É um erro quem acha que documentários retratam um momento de forma isenta. Muito pelo contrário. As escolhas que são feitas na produção ditam a mensagem que se quer passar no filme para levar o espectador a conclusão que se quer. “A Vida Depois do Tombo” mostra o que acontece com a cantora Karol Conká a partir de sua eliminação no BBB com uma rejeição histórica e cria uma narrativa de redenção. No entanto, as críticas que tem surgido na internet sobre o documentário mostram que não atingiram esse objetivo. E dá pra entender por quê.

Apesar de as produtoras do filme terem dado uma entrevista no Fantástico falando que a Karol não vai gostar do resultado do documentário, esse filme passa a impressão de que foi feito para salvar a imagem da Karol ainda que tente parecer “isento” em alguns momentos para não ficar muito na cara a intenção. Basta ver as pessoas que o documentário foi atrás de entrevistar: família, amigos, pessoas que a Karol queria se desculpar para mostrar seu arrependimento (mas que não compareceram gerando o meme hilário). Então, até mesmo os convites de outros BBBs que não teriam boas coisas para falar à Karol servem à narrativa de redenção na medida que estão ali para que ela possa se redimir. Não há tentativa de ver “o outro lado” de muitas questões que são mencionadas brevemente, como rastro de pessoas que criaram inimizade com a cantora ao ponto de sete de suas dez principais músicas não poderem ser usadas no filme por  serem objeto de disputas judiciais. Algumas dessas pessoas não podem falar sobre a Karol, por motivos legais, mas não existe ninguém que possa? Não existe um ex-empregado da Karol que poderia revelar como ela era por trás das câmeras?

☆ ☆ ☆ ☆ ☆

LISTA DE TAREFAS |
1. No texto sobre o documentário de Karol Conká, quantas das dez principais músicas da cantora não puderam ser usadas no filme?
2. Prossiga o texto sobre o documentário de Karol Conká a partir da última frase apresentada.
As linhas abaixo provêm de outra fonte.

☆ ☆ ☆ ☆ ☆

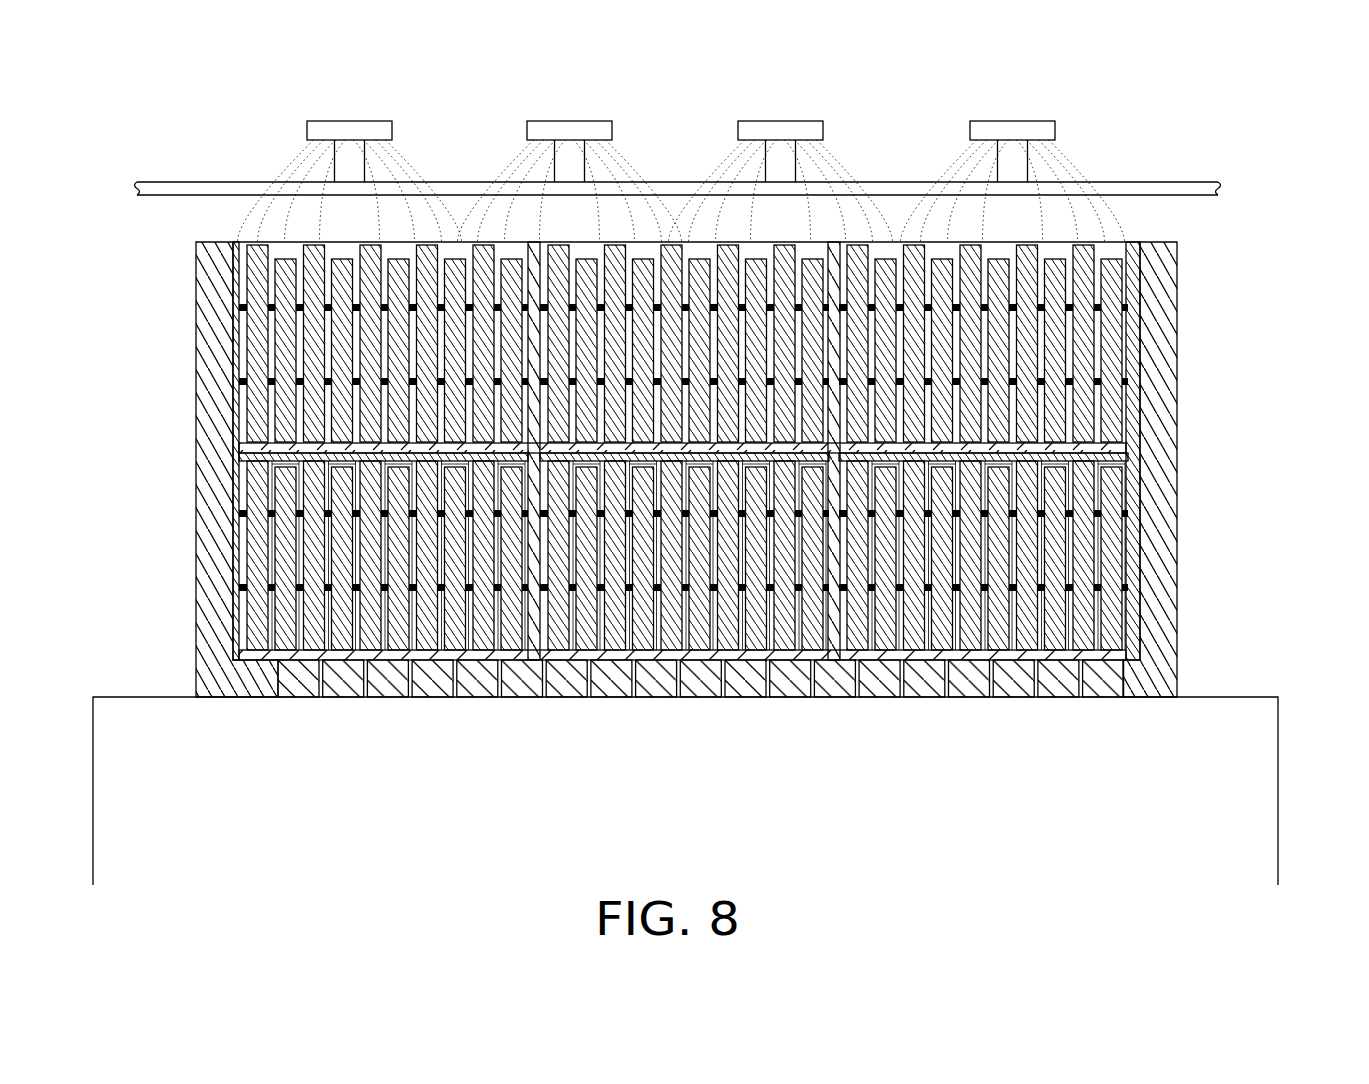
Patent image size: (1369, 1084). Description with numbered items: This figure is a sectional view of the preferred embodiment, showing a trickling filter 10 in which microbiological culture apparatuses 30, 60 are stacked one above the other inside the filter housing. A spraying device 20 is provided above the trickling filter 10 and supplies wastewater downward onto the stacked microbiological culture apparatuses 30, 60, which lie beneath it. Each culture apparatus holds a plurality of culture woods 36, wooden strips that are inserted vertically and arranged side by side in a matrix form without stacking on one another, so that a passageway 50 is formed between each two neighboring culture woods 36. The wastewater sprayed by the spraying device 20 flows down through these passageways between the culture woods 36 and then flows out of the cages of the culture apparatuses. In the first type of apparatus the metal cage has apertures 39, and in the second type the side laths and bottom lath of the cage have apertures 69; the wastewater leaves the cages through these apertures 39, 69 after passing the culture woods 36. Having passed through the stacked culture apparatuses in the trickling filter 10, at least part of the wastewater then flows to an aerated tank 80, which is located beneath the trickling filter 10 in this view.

The trickling filter 10 is at (1180, 450).
The spraying device 20 is at (1124, 133).
The microbiological culture apparatus 30 is at (795, 451).
The microbiological culture apparatus 60 is at (1145, 337).
The culture woods 36 is at (287, 363).
The passageway 50 is at (297, 400).
The apertures 39 is at (681, 731).
The apertures 69 is at (302, 655).
The aerated tank 80 is at (1221, 743).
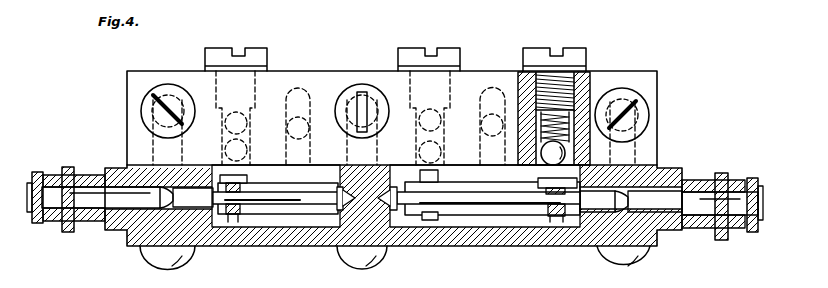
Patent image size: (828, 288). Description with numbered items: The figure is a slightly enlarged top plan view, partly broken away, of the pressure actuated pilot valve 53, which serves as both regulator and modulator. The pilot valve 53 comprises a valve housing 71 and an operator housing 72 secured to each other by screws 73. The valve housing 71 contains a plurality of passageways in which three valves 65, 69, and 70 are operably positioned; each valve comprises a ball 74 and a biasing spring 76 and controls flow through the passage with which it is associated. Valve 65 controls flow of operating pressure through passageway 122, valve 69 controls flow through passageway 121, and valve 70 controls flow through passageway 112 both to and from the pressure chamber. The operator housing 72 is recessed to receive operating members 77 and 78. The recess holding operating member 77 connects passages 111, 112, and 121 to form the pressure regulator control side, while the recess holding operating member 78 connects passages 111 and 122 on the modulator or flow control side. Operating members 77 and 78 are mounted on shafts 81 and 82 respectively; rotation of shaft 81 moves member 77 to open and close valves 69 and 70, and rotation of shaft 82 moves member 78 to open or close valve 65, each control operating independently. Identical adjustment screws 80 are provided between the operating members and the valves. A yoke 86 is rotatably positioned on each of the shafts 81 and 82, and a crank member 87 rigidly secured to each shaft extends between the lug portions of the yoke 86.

The pressure actuated pilot valve 53 is at (462, 254).
The valve 65 is at (199, 63).
The valve 69 is at (522, 64).
The valve 70 is at (392, 64).
The valve housing 71 is at (647, 86).
The operator housing 72 is at (540, 243).
The screws 73 is at (156, 254).
The ball 74 is at (538, 151).
The biasing spring 76 is at (575, 153).
The operating member 77 is at (505, 200).
The operating member 78 is at (300, 200).
The screws 80 is at (237, 214).
The shaft 81 is at (697, 210).
The shaft 82 is at (90, 200).
The yoke 86 is at (68, 168).
The crank member 87 is at (35, 172).
The passage 111 is at (311, 128).
The passageway 112 is at (447, 123).
The passageway 121 is at (576, 110).
The passageway 122 is at (250, 128).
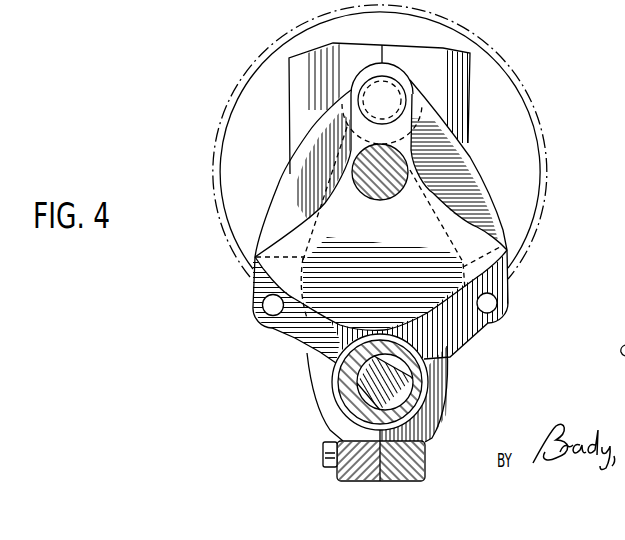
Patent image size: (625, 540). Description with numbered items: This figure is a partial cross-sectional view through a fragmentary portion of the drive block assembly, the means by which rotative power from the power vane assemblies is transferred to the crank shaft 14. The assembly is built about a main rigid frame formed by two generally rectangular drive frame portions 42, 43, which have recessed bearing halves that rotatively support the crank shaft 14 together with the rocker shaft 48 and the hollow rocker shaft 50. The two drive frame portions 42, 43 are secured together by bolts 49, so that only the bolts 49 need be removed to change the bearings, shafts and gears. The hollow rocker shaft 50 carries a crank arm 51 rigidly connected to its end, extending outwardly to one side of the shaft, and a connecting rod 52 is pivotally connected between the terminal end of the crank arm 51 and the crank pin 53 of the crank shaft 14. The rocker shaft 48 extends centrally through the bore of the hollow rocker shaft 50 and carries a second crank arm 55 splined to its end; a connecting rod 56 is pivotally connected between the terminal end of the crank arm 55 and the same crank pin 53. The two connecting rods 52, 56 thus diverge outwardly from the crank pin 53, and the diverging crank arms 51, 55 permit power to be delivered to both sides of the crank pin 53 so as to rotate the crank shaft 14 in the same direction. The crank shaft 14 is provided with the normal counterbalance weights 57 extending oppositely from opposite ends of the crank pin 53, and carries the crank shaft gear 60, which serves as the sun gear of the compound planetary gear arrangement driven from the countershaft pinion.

The crank shaft 14 is at (362, 195).
The drive frame portion 42 is at (425, 447).
The drive frame portion 43 is at (343, 438).
The rocker shaft 48 is at (390, 387).
The bolts 49 is at (323, 453).
The hollow rocker shaft 50 is at (340, 380).
The crank arm 51 is at (293, 340).
The connecting rod 52 is at (281, 175).
The crank pin 53 is at (399, 69).
The crank arm 55 is at (477, 337).
The connecting rod 56 is at (482, 176).
The counterbalance weights 57 is at (419, 246).
The crank shaft gear 60 is at (523, 110).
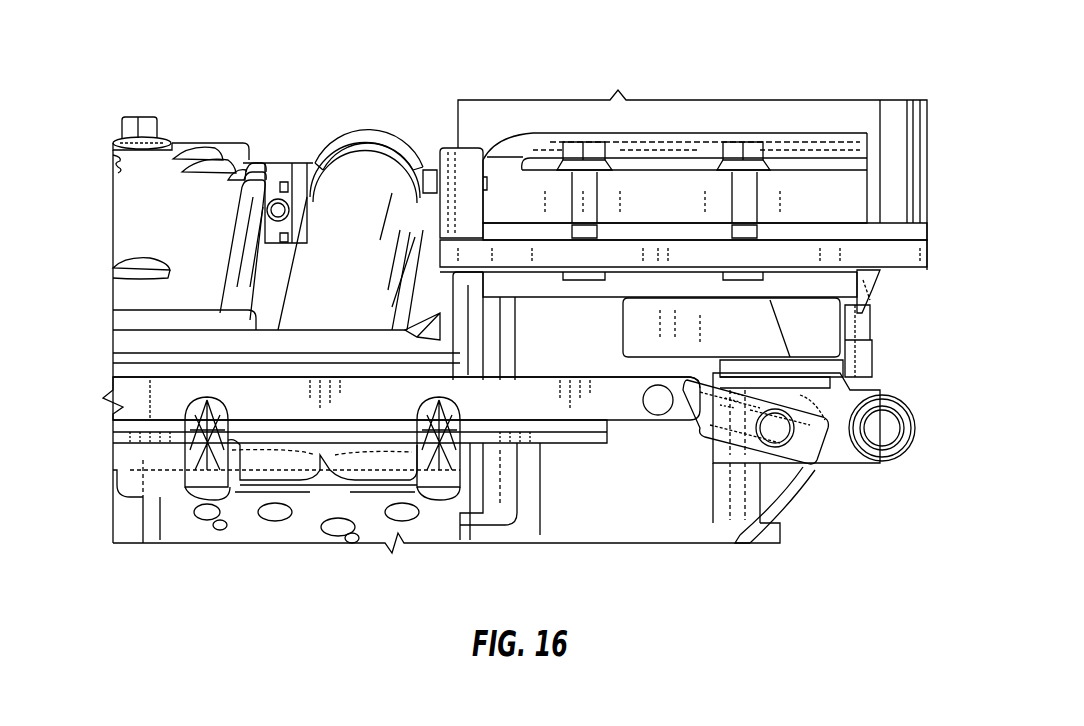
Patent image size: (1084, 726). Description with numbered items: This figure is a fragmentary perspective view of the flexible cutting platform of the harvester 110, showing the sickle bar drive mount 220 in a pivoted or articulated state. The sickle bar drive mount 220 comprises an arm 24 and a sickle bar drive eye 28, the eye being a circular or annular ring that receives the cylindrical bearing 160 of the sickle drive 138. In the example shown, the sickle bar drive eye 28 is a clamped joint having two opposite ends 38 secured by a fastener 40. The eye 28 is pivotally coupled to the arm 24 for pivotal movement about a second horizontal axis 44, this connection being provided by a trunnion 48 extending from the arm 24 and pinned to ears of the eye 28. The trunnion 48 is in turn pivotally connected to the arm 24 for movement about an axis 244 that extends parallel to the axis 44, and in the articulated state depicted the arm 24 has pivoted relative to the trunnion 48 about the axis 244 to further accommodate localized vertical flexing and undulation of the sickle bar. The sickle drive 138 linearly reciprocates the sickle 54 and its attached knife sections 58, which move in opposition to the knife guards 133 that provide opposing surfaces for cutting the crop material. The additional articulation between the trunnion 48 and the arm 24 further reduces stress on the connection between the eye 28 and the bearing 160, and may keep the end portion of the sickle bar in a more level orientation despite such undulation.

The harvester 110 is at (683, 235).
The sickle bar drive mount 220 is at (190, 386).
The sickle drive 138 is at (863, 286).
The cylindrical bearing 160 is at (823, 388).
The arm 24 is at (544, 388).
The axis 244 is at (658, 416).
The trunnion 48 is at (703, 418).
The sickle bar drive eye 28 is at (776, 447).
The second horizontal axis 44 is at (790, 476).
The fastener 40 is at (884, 422).
The opposite ends 38 is at (910, 458).
The knife sections 58 is at (556, 433).
The sickle 54 is at (537, 445).
The knife guards 133 is at (184, 460).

☆ ☆ ☆ ☆ ☆

CONJUNTO DE RESPOSTAS |
1. Sete.

2.
 

O filme mostra toda a trajetória da Karol, desde que começou a cantar e todas as dificuldades que precisou enfrentar para chegar aonde chegou. Karol é uma mulher negra, era pobre, e os episódios de racismo que sofreu ao longo da vida mostram tanto a sua força de superação e quanto suas cicatrizes.O documentário faz o paralelo disso com a explicação dos motivos que a levaram a se comportar daquele jeito no BBB e também dos motivos que a levaram a sofrer tanto hate.

Em um dos casos, ela fala sobre seu pai que era álcoolatra e morreu quando ela tinha apenas 14 anos. Essa parte é bem tocante, mas ao mesmo tempo me senti muito desconfortável na comparação que ela faz com o Lucas Penteado, também participante do BBB 21 e alvo de Karol dentro da casa. Ela diz que o Lucas foi um gatilho dessas memórias do pai, o que “explicaria” a reação que ela teve. Não justifica e ainda acho muito insensível a comparação porque coloca mais um estigma para cima do Lucas além de tudo que ela já fez ele passar.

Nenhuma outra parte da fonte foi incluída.